§ OBJECTIVE
Without including the pictures, copy out every line below.

:: DATA FOR THIS TASK ::

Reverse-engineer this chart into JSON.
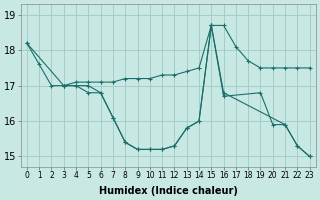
{
  "background_color": "#c8e8e4",
  "grid_color": "#a0c8c4",
  "line_color": "#1a6e6a",
  "xlabel": "Humidex (Indice chaleur)",
  "xlim": [
    -0.5,
    23.5
  ],
  "ylim": [
    14.7,
    19.3
  ],
  "yticks": [
    15,
    16,
    17,
    18,
    19
  ],
  "xticks": [
    0,
    1,
    2,
    3,
    4,
    5,
    6,
    7,
    8,
    9,
    10,
    11,
    12,
    13,
    14,
    15,
    16,
    17,
    18,
    19,
    20,
    21,
    22,
    23
  ],
  "lines": [
    {
      "x": [
        0,
        1,
        2,
        3,
        4,
        5,
        6,
        7,
        8,
        9,
        10,
        11,
        12,
        13,
        14,
        15,
        16,
        19,
        20,
        21,
        22,
        23
      ],
      "y": [
        18.2,
        17.6,
        17.0,
        17.0,
        17.0,
        16.8,
        16.8,
        16.1,
        15.4,
        15.2,
        15.2,
        15.2,
        15.3,
        15.8,
        16.0,
        18.7,
        16.7,
        16.8,
        15.9,
        15.9,
        15.3,
        15.0
      ],
      "style": "-",
      "marker": "+"
    },
    {
      "x": [
        3,
        4,
        5,
        6,
        7,
        8,
        9,
        10,
        11,
        12,
        13,
        14,
        15,
        16,
        17,
        18,
        19,
        20,
        21,
        22,
        23
      ],
      "y": [
        17.0,
        17.1,
        17.1,
        17.1,
        17.1,
        17.2,
        17.2,
        17.2,
        17.3,
        17.3,
        17.4,
        17.5,
        18.7,
        18.7,
        18.1,
        17.7,
        17.5,
        17.5,
        17.5,
        17.5,
        17.5
      ],
      "style": "-",
      "marker": "+"
    },
    {
      "x": [
        0,
        3,
        5,
        6,
        7,
        8,
        9,
        10,
        11,
        12,
        13,
        14,
        15,
        16,
        21,
        22,
        23
      ],
      "y": [
        18.2,
        17.0,
        17.0,
        16.8,
        16.1,
        15.4,
        15.2,
        15.2,
        15.2,
        15.3,
        15.8,
        16.0,
        18.7,
        16.8,
        15.9,
        15.3,
        15.0
      ],
      "style": "-",
      "marker": "+"
    }
  ]
}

:::

§ SOLVED EXERCISE
Reverse-engineer this chart into JSON.
{
  "background_color": "#c8e8e4",
  "grid_color": "#a0c8c4",
  "line_color": "#1a6e6a",
  "xlabel": "Humidex (Indice chaleur)",
  "xlim": [
    -0.5,
    23.5
  ],
  "ylim": [
    14.7,
    19.3
  ],
  "yticks": [
    15,
    16,
    17,
    18,
    19
  ],
  "xticks": [
    0,
    1,
    2,
    3,
    4,
    5,
    6,
    7,
    8,
    9,
    10,
    11,
    12,
    13,
    14,
    15,
    16,
    17,
    18,
    19,
    20,
    21,
    22,
    23
  ],
  "lines": [
    {
      "x": [
        0,
        1,
        2,
        3,
        4,
        5,
        6,
        7,
        8,
        9,
        10,
        11,
        12,
        13,
        14,
        15,
        16,
        19,
        20,
        21,
        22,
        23
      ],
      "y": [
        18.2,
        17.6,
        17.0,
        17.0,
        17.0,
        16.8,
        16.8,
        16.1,
        15.4,
        15.2,
        15.2,
        15.2,
        15.3,
        15.8,
        16.0,
        18.7,
        16.7,
        16.8,
        15.9,
        15.9,
        15.3,
        15.0
      ],
      "style": "-",
      "marker": "+"
    },
    {
      "x": [
        3,
        4,
        5,
        6,
        7,
        8,
        9,
        10,
        11,
        12,
        13,
        14,
        15,
        16,
        17,
        18,
        19,
        20,
        21,
        22,
        23
      ],
      "y": [
        17.0,
        17.1,
        17.1,
        17.1,
        17.1,
        17.2,
        17.2,
        17.2,
        17.3,
        17.3,
        17.4,
        17.5,
        18.7,
        18.7,
        18.1,
        17.7,
        17.5,
        17.5,
        17.5,
        17.5,
        17.5
      ],
      "style": "-",
      "marker": "+"
    },
    {
      "x": [
        0,
        3,
        5,
        6,
        7,
        8,
        9,
        10,
        11,
        12,
        13,
        14,
        15,
        16,
        21,
        22,
        23
      ],
      "y": [
        18.2,
        17.0,
        17.0,
        16.8,
        16.1,
        15.4,
        15.2,
        15.2,
        15.2,
        15.3,
        15.8,
        16.0,
        18.7,
        16.8,
        15.9,
        15.3,
        15.0
      ],
      "style": "-",
      "marker": "+"
    }
  ]
}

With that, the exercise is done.